GIVEN PROBLEM —
Type out all the records word for word. Any pictures are to be left out.

[Collection entries]
★ ★ ★
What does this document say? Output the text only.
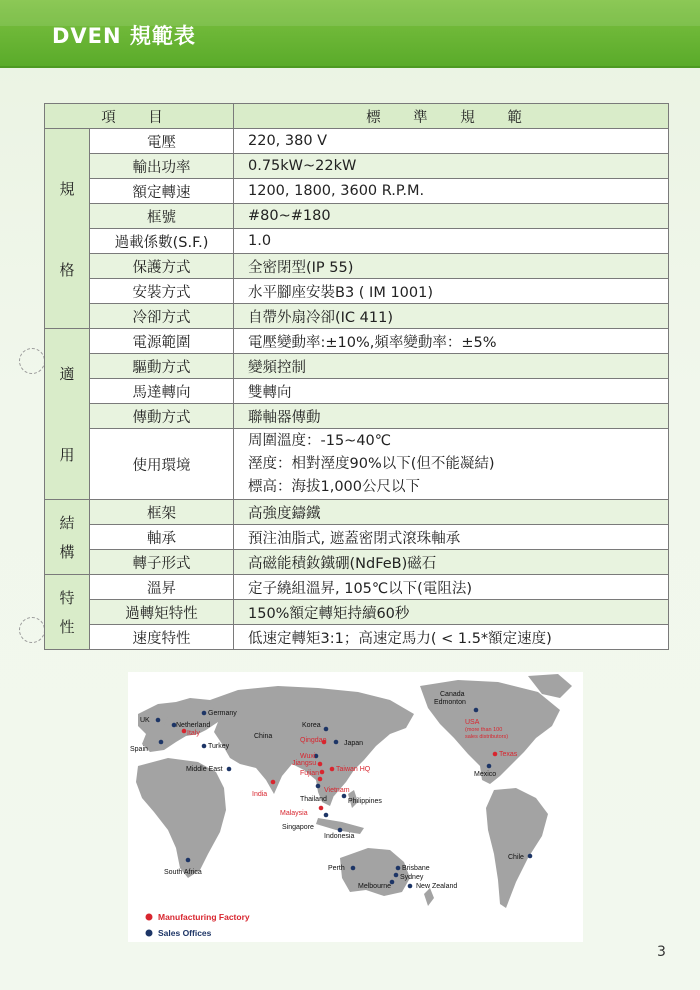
DVEN 規範表
項 目		標 準 規 範

規
格	電壓	220, 380 V
	輸出功率	0.75kW~22kW
	額定轉速	1200, 1800, 3600 R.P.M.
	框號	#80~#180
	過載係數(S.F.)	1.0
	保護方式	全密閉型(IP 55)
	安裝方式	水平腳座安裝B3 ( IM 1001)
	冷卻方式	自帶外扇冷卻(IC 411)

適
用	電源範圍	電壓變動率:±10%,頻率變動率：±5%
	驅動方式	變頻控制
	馬達轉向	雙轉向
	傳動方式	聯軸器傳動
	使用環境	周圍溫度：-15~40℃
溼度：相對溼度90%以下(但不能凝結)
標高：海拔1,000公尺以下

結
構	框架	高強度鑄鐵
	軸承	預注油脂式, 遮蓋密閉式滾珠軸承
	轉子形式	高磁能積釹鐵硼(NdFeB)磁石

特
性	溫昇	定子繞組溫昇, 105℃以下(電阻法)
	過轉矩特性	150%額定轉矩持續60秒
	速度特性	低速定轉矩3:1；高速定馬力( < 1.5*額定速度)
UK
Germany
Netherland
Italy
Spain	Turkey
Middle East
China
Korea
Qingdao	Japan
Wuxi
Jiangsu
Fujian
Taiwan HQ
Vietnam
India
Thailand	Philippines
Malaysia
Singapore
Indonesia
South Africa
Perth	Brisbane
Sydney
Melbourne	New Zealand
Canada
Edmonton
USA
(more than 100
sales distributors)
Texas
Mexico
Chile
Manufacturing Factory
Sales Offices
3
★ ★ ★
PROBLEM SOLUTION —
What does this document say? Output the text only.
DVEN 規範表
項 目		標 準 規 範

規
格	電壓	220, 380 V
	輸出功率	0.75kW~22kW
	額定轉速	1200, 1800, 3600 R.P.M.
	框號	#80~#180
	過載係數(S.F.)	1.0
	保護方式	全密閉型(IP 55)
	安裝方式	水平腳座安裝B3 ( IM 1001)
	冷卻方式	自帶外扇冷卻(IC 411)

適
用	電源範圍	電壓變動率:±10%,頻率變動率：±5%
	驅動方式	變頻控制
	馬達轉向	雙轉向
	傳動方式	聯軸器傳動
	使用環境	周圍溫度：-15~40℃
溼度：相對溼度90%以下(但不能凝結)
標高：海拔1,000公尺以下

結
構	框架	高強度鑄鐵
	軸承	預注油脂式, 遮蓋密閉式滾珠軸承
	轉子形式	高磁能積釹鐵硼(NdFeB)磁石

特
性	溫昇	定子繞組溫昇, 105℃以下(電阻法)
	過轉矩特性	150%額定轉矩持續60秒
	速度特性	低速定轉矩3:1；高速定馬力( < 1.5*額定速度)
UK
Germany
Netherland
Italy
Spain	Turkey
Middle East
China
Korea
Qingdao	Japan
Wuxi
Jiangsu
Fujian
Taiwan HQ
Vietnam
India
Thailand	Philippines
Malaysia
Singapore
Indonesia
South Africa
Perth	Brisbane
Sydney
Melbourne	New Zealand
Canada
Edmonton
USA
(more than 100
sales distributors)
Texas
Mexico
Chile
Manufacturing Factory
Sales Offices
3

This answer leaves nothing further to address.